Directions for this task: Copy out exactly the lines from the line containing "Convert this screenshot" to the end of the listing.

[Data items]

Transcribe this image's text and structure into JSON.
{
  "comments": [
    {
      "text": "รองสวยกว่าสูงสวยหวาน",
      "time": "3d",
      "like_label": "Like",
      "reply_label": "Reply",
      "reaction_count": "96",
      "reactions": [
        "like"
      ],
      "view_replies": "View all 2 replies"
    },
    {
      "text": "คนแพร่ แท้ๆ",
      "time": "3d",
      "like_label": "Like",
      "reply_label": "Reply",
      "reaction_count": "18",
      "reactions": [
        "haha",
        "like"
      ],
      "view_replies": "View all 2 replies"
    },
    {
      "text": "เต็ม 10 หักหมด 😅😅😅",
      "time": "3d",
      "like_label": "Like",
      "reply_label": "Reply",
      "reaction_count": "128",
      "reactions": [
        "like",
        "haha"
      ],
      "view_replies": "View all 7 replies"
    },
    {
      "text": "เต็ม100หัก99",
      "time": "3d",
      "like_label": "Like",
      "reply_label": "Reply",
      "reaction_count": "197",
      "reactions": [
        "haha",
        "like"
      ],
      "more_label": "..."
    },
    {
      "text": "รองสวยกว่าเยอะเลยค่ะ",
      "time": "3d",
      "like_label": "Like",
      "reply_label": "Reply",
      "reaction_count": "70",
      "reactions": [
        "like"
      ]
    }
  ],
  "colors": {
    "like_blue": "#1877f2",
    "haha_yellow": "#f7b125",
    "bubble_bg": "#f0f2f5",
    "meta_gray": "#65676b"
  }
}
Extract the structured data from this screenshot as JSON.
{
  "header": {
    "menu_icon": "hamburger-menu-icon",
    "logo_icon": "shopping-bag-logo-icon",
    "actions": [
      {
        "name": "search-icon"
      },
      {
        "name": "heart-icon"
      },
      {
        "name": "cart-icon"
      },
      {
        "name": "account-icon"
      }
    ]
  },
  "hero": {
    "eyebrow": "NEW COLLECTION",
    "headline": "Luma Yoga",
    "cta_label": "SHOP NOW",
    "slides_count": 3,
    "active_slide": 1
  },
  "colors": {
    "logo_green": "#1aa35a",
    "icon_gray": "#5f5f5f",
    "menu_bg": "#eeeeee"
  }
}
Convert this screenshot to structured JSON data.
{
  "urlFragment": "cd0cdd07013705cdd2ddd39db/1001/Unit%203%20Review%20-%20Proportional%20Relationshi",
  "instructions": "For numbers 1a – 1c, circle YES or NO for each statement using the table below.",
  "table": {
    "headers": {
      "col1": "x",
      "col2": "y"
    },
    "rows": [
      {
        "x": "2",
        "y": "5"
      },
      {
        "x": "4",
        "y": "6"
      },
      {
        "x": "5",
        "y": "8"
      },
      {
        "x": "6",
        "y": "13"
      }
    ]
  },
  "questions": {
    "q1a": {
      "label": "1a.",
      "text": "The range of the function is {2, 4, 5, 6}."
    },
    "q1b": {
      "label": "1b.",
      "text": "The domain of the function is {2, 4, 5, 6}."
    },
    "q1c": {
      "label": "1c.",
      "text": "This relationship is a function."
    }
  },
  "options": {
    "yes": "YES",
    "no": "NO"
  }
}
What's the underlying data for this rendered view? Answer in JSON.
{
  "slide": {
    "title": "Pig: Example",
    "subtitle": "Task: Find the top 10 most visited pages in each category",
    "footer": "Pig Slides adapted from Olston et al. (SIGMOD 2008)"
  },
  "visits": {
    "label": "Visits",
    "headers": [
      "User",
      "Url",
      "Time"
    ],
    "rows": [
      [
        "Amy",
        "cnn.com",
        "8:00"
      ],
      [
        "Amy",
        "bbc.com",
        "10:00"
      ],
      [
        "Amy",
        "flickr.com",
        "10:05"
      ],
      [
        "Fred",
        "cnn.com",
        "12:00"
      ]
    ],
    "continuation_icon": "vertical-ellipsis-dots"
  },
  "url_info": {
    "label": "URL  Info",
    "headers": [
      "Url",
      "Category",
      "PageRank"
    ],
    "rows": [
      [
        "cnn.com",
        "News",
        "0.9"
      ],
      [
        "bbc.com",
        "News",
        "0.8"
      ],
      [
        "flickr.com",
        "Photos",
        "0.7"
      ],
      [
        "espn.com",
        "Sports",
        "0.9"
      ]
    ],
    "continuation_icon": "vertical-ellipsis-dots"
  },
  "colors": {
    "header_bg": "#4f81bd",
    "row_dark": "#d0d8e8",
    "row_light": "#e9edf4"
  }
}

Result below:
Convert this screenshot to structured JSON data.
{
  "urlFragment": "cd0cdd07013705cdd2ddd39db/1001/Unit%203%20Review%20-%20Proportional%20Relationshi",
  "instructions": "For numbers 1a – 1c, circle YES or NO for each statement using the table below.",
  "table": {
    "headers": {
      "col1": "x",
      "col2": "y"
    },
    "rows": [
      {
        "x": "2",
        "y": "5"
      },
      {
        "x": "4",
        "y": "6"
      },
      {
        "x": "5",
        "y": "8"
      },
      {
        "x": "6",
        "y": "13"
      }
    ]
  },
  "questions": {
    "q1a": {
      "label": "1a.",
      "text": "The range of the function is {2, 4, 5, 6}."
    },
    "q1b": {
      "label": "1b.",
      "text": "The domain of the function is {2, 4, 5, 6}."
    },
    "q1c": {
      "label": "1c.",
      "text": "This relationship is a function."
    }
  },
  "options": {
    "yes": "YES",
    "no": "NO"
  }
}
What's the underlying data for this rendered view? Answer in JSON.
{
  "slide": {
    "title": "Pig: Example",
    "subtitle": "Task: Find the top 10 most visited pages in each category",
    "footer": "Pig Slides adapted from Olston et al. (SIGMOD 2008)"
  },
  "visits": {
    "label": "Visits",
    "headers": [
      "User",
      "Url",
      "Time"
    ],
    "rows": [
      [
        "Amy",
        "cnn.com",
        "8:00"
      ],
      [
        "Amy",
        "bbc.com",
        "10:00"
      ],
      [
        "Amy",
        "flickr.com",
        "10:05"
      ],
      [
        "Fred",
        "cnn.com",
        "12:00"
      ]
    ],
    "continuation_icon": "vertical-ellipsis-dots"
  },
  "url_info": {
    "label": "URL  Info",
    "headers": [
      "Url",
      "Category",
      "PageRank"
    ],
    "rows": [
      [
        "cnn.com",
        "News",
        "0.9"
      ],
      [
        "bbc.com",
        "News",
        "0.8"
      ],
      [
        "flickr.com",
        "Photos",
        "0.7"
      ],
      [
        "espn.com",
        "Sports",
        "0.9"
      ]
    ],
    "continuation_icon": "vertical-ellipsis-dots"
  },
  "colors": {
    "header_bg": "#4f81bd",
    "row_dark": "#d0d8e8",
    "row_light": "#e9edf4"
  }
}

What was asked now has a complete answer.